## EXCERPTED RECORDS
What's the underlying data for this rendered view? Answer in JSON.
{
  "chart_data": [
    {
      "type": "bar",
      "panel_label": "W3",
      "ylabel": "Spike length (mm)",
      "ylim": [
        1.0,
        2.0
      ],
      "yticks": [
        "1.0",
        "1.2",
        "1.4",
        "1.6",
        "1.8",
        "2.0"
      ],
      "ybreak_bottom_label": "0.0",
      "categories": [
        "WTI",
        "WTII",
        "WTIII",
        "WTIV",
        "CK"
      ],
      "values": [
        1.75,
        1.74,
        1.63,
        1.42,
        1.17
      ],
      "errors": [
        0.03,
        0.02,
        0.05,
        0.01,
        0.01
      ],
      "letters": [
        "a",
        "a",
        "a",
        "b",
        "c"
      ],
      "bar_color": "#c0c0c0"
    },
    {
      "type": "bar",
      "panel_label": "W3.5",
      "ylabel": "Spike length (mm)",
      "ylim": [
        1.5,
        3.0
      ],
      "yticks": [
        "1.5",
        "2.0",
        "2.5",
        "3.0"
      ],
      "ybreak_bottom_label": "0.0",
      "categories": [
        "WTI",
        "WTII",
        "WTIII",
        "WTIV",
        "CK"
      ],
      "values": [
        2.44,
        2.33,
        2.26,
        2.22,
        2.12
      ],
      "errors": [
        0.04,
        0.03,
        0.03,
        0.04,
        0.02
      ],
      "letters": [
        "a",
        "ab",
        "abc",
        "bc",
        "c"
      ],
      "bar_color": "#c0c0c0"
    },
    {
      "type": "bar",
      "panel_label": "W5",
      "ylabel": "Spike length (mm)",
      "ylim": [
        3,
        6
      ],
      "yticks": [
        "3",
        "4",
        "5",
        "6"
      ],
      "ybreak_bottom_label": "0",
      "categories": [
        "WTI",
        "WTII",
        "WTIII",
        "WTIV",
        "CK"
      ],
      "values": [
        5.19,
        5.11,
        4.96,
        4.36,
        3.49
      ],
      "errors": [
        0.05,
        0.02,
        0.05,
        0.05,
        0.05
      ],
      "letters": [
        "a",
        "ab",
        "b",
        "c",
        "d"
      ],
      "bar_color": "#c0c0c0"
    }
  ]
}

## PROBLEM DESCRIPTION
Copy each line of the data above without altering a single character.

## EXERCISE SOLUTION
What's the underlying data for this rendered view? Answer in JSON.
{
  "chart_data": [
    {
      "type": "bar",
      "panel_label": "W3",
      "ylabel": "Spike length (mm)",
      "ylim": [
        1.0,
        2.0
      ],
      "yticks": [
        "1.0",
        "1.2",
        "1.4",
        "1.6",
        "1.8",
        "2.0"
      ],
      "ybreak_bottom_label": "0.0",
      "categories": [
        "WTI",
        "WTII",
        "WTIII",
        "WTIV",
        "CK"
      ],
      "values": [
        1.75,
        1.74,
        1.63,
        1.42,
        1.17
      ],
      "errors": [
        0.03,
        0.02,
        0.05,
        0.01,
        0.01
      ],
      "letters": [
        "a",
        "a",
        "a",
        "b",
        "c"
      ],
      "bar_color": "#c0c0c0"
    },
    {
      "type": "bar",
      "panel_label": "W3.5",
      "ylabel": "Spike length (mm)",
      "ylim": [
        1.5,
        3.0
      ],
      "yticks": [
        "1.5",
        "2.0",
        "2.5",
        "3.0"
      ],
      "ybreak_bottom_label": "0.0",
      "categories": [
        "WTI",
        "WTII",
        "WTIII",
        "WTIV",
        "CK"
      ],
      "values": [
        2.44,
        2.33,
        2.26,
        2.22,
        2.12
      ],
      "errors": [
        0.04,
        0.03,
        0.03,
        0.04,
        0.02
      ],
      "letters": [
        "a",
        "ab",
        "abc",
        "bc",
        "c"
      ],
      "bar_color": "#c0c0c0"
    },
    {
      "type": "bar",
      "panel_label": "W5",
      "ylabel": "Spike length (mm)",
      "ylim": [
        3,
        6
      ],
      "yticks": [
        "3",
        "4",
        "5",
        "6"
      ],
      "ybreak_bottom_label": "0",
      "categories": [
        "WTI",
        "WTII",
        "WTIII",
        "WTIV",
        "CK"
      ],
      "values": [
        5.19,
        5.11,
        4.96,
        4.36,
        3.49
      ],
      "errors": [
        0.05,
        0.02,
        0.05,
        0.05,
        0.05
      ],
      "letters": [
        "a",
        "ab",
        "b",
        "c",
        "d"
      ],
      "bar_color": "#c0c0c0"
    }
  ]
}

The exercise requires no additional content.